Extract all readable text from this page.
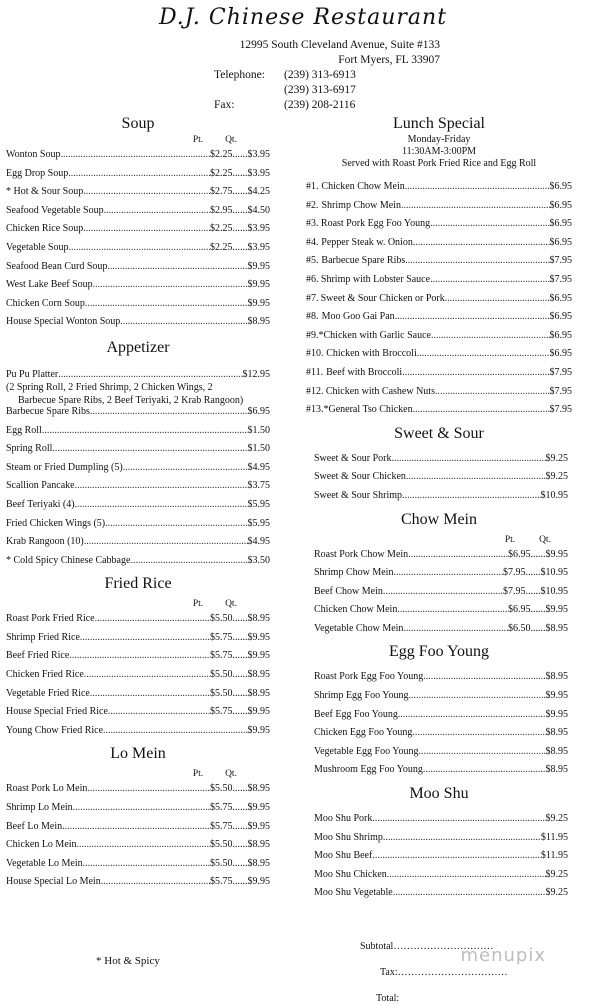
D.J. Chinese Restaurant
12995 South Cleveland Avenue, Suite #133
Fort Myers, FL 33907
Telephone:	(239) 313-6913
(239) 313-6917
Fax:	(239) 208-2116
Soup
Pt.	Qt.
Wonton Soup .....	$2.25......$3.95
Egg Drop Soup .....	$2.25......$3.95
* Hot & Sour Soup .....	$2.75......$4.25
Seafood Vegetable Soup .....	$2.95......$4.50
Chicken Rice Soup .....	$2.25......$3.95
Vegetable Soup .....	$2.25......$3.95
Seafood Bean Curd Soup .....	$9.95
West Lake Beef Soup .....	$9.95
Chicken Corn Soup .....	$9.95
House Special Wonton Soup .....	$8.95
Appetizer
Pu Pu Platter .....	$12.95
(2 Spring Roll, 2 Fried Shrimp, 2 Chicken Wings, 2
Barbecue Spare Ribs, 2 Beef Teriyaki, 2 Krab Rangoon)
Barbecue Spare Ribs .....	$6.95
Egg Roll .....	$1.50
Spring Roll .....	$1.50
Steam or Fried Dumpling (5) .....	$4.95
Scallion Pancake .....	$3.75
Beef Teriyaki (4) .....	$5.95
Fried Chicken Wings (5) .....	$5.95
Krab Rangoon (10) .....	$4.95
* Cold Spicy Chinese Cabbage .....	$3.50
Fried Rice
Pt.	Qt.
Roast Pork Fried Rice .....	$5.50......$8.95
Shrimp Fried Rice .....	$5.75......$9.95
Beef Fried Rice .....	$5.75......$9.95
Chicken Fried Rice .....	$5.50......$8.95
Vegetable Fried Rice .....	$5.50......$8.95
House Special Fried Rice .....	$5.75......$9.95
Young Chow Fried Rice .....	$9.95
Lo Mein
Pt.	Qt.
Roast Pork Lo Mein .....	$5.50......$8.95
Shrimp Lo Mein .....	$5.75......$9.95
Beef Lo Mein .....	$5.75......$9.95
Chicken Lo Mein .....	$5.50......$8.95
Vegetable Lo Mein .....	$5.50......$8.95
House Special Lo Mein .....	$5.75......$9.95
* Hot & Spicy
Lunch Special
Monday-Friday
11:30AM-3:00PM
Served with Roast Pork Fried Rice and Egg Roll
#1. Chicken Chow Mein .....	$6.95
#2. Shrimp Chow Mein .....	$6.95
#3. Roast Pork Egg Foo Young .....	$6.95
#4. Pepper Steak w. Onion .....	$6.95
#5. Barbecue Spare Ribs .....	$7.95
#6. Shrimp with Lobster Sauce .....	$7.95
#7. Sweet & Sour Chicken or Pork .....	$6.95
#8. Moo Goo Gai Pan .....	$6.95
#9. * Chicken with Garlic Sauce .....	$6.95
#10. Chicken with Broccoli .....	$6.95
#11. Beef with Broccoli .....	$7.95
#12. Chicken with Cashew Nuts .....	$7.95
#13. * General Tso Chicken .....	$7.95
Sweet & Sour
Sweet & Sour Pork .....	$9.25
Sweet & Sour Chicken .....	$9.25
Sweet & Sour Shrimp .....	$10.95
Chow Mein
Pt.	Qt.
Roast Pork Chow Mein .....	$6.95......$9.95
Shrimp Chow Mein .....	$7.95......$10.95
Beef Chow Mein .....	$7.95......$10.95
Chicken Chow Mein .....	$6.95......$9.95
Vegetable Chow Mein .....	$6.50......$8.95
Egg Foo Young
Roast Pork Egg Foo Young .....	$8.95
Shrimp Egg Foo Young .....	$9.95
Beef Egg Foo Young .....	$9.95
Chicken Egg Foo Young .....	$8.95
Vegetable Egg Foo Young .....	$8.95
Mushroom Egg Foo Young .....	$8.95
Moo Shu
Moo Shu Pork .....	$9.25
Moo Shu Shrimp .....	$11.95
Moo Shu Beef .....	$11.95
Moo Shu Chicken .....	$9.25
Moo Shu Vegetable .....	$9.25
Subtotal …………………………
Tax: ……………………………
Total:
menupix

THE TASK →
Transcribe the full listing character for character. Pictures are excluded.

ANSWER TO THE PROBLEM →
Extract all readable text from this page.
D.J. Chinese Restaurant
12995 South Cleveland Avenue, Suite #133
Fort Myers, FL 33907
Telephone:	(239) 313-6913
(239) 313-6917
Fax:	(239) 208-2116
Soup
Pt.	Qt.
Wonton Soup .....	$2.25......$3.95
Egg Drop Soup .....	$2.25......$3.95
* Hot & Sour Soup .....	$2.75......$4.25
Seafood Vegetable Soup .....	$2.95......$4.50
Chicken Rice Soup .....	$2.25......$3.95
Vegetable Soup .....	$2.25......$3.95
Seafood Bean Curd Soup .....	$9.95
West Lake Beef Soup .....	$9.95
Chicken Corn Soup .....	$9.95
House Special Wonton Soup .....	$8.95
Appetizer
Pu Pu Platter .....	$12.95
(2 Spring Roll, 2 Fried Shrimp, 2 Chicken Wings, 2
Barbecue Spare Ribs, 2 Beef Teriyaki, 2 Krab Rangoon)
Barbecue Spare Ribs .....	$6.95
Egg Roll .....	$1.50
Spring Roll .....	$1.50
Steam or Fried Dumpling (5) .....	$4.95
Scallion Pancake .....	$3.75
Beef Teriyaki (4) .....	$5.95
Fried Chicken Wings (5) .....	$5.95
Krab Rangoon (10) .....	$4.95
* Cold Spicy Chinese Cabbage .....	$3.50
Fried Rice
Pt.	Qt.
Roast Pork Fried Rice .....	$5.50......$8.95
Shrimp Fried Rice .....	$5.75......$9.95
Beef Fried Rice .....	$5.75......$9.95
Chicken Fried Rice .....	$5.50......$8.95
Vegetable Fried Rice .....	$5.50......$8.95
House Special Fried Rice .....	$5.75......$9.95
Young Chow Fried Rice .....	$9.95
Lo Mein
Pt.	Qt.
Roast Pork Lo Mein .....	$5.50......$8.95
Shrimp Lo Mein .....	$5.75......$9.95
Beef Lo Mein .....	$5.75......$9.95
Chicken Lo Mein .....	$5.50......$8.95
Vegetable Lo Mein .....	$5.50......$8.95
House Special Lo Mein .....	$5.75......$9.95
* Hot & Spicy
Lunch Special
Monday-Friday
11:30AM-3:00PM
Served with Roast Pork Fried Rice and Egg Roll
#1. Chicken Chow Mein .....	$6.95
#2. Shrimp Chow Mein .....	$6.95
#3. Roast Pork Egg Foo Young .....	$6.95
#4. Pepper Steak w. Onion .....	$6.95
#5. Barbecue Spare Ribs .....	$7.95
#6. Shrimp with Lobster Sauce .....	$7.95
#7. Sweet & Sour Chicken or Pork .....	$6.95
#8. Moo Goo Gai Pan .....	$6.95
#9. * Chicken with Garlic Sauce .....	$6.95
#10. Chicken with Broccoli .....	$6.95
#11. Beef with Broccoli .....	$7.95
#12. Chicken with Cashew Nuts .....	$7.95
#13. * General Tso Chicken .....	$7.95
Sweet & Sour
Sweet & Sour Pork .....	$9.25
Sweet & Sour Chicken .....	$9.25
Sweet & Sour Shrimp .....	$10.95
Chow Mein
Pt.	Qt.
Roast Pork Chow Mein .....	$6.95......$9.95
Shrimp Chow Mein .....	$7.95......$10.95
Beef Chow Mein .....	$7.95......$10.95
Chicken Chow Mein .....	$6.95......$9.95
Vegetable Chow Mein .....	$6.50......$8.95
Egg Foo Young
Roast Pork Egg Foo Young .....	$8.95
Shrimp Egg Foo Young .....	$9.95
Beef Egg Foo Young .....	$9.95
Chicken Egg Foo Young .....	$8.95
Vegetable Egg Foo Young .....	$8.95
Mushroom Egg Foo Young .....	$8.95
Moo Shu
Moo Shu Pork .....	$9.25
Moo Shu Shrimp .....	$11.95
Moo Shu Beef .....	$11.95
Moo Shu Chicken .....	$9.25
Moo Shu Vegetable .....	$9.25
Subtotal …………………………
Tax: ……………………………
Total:
menupix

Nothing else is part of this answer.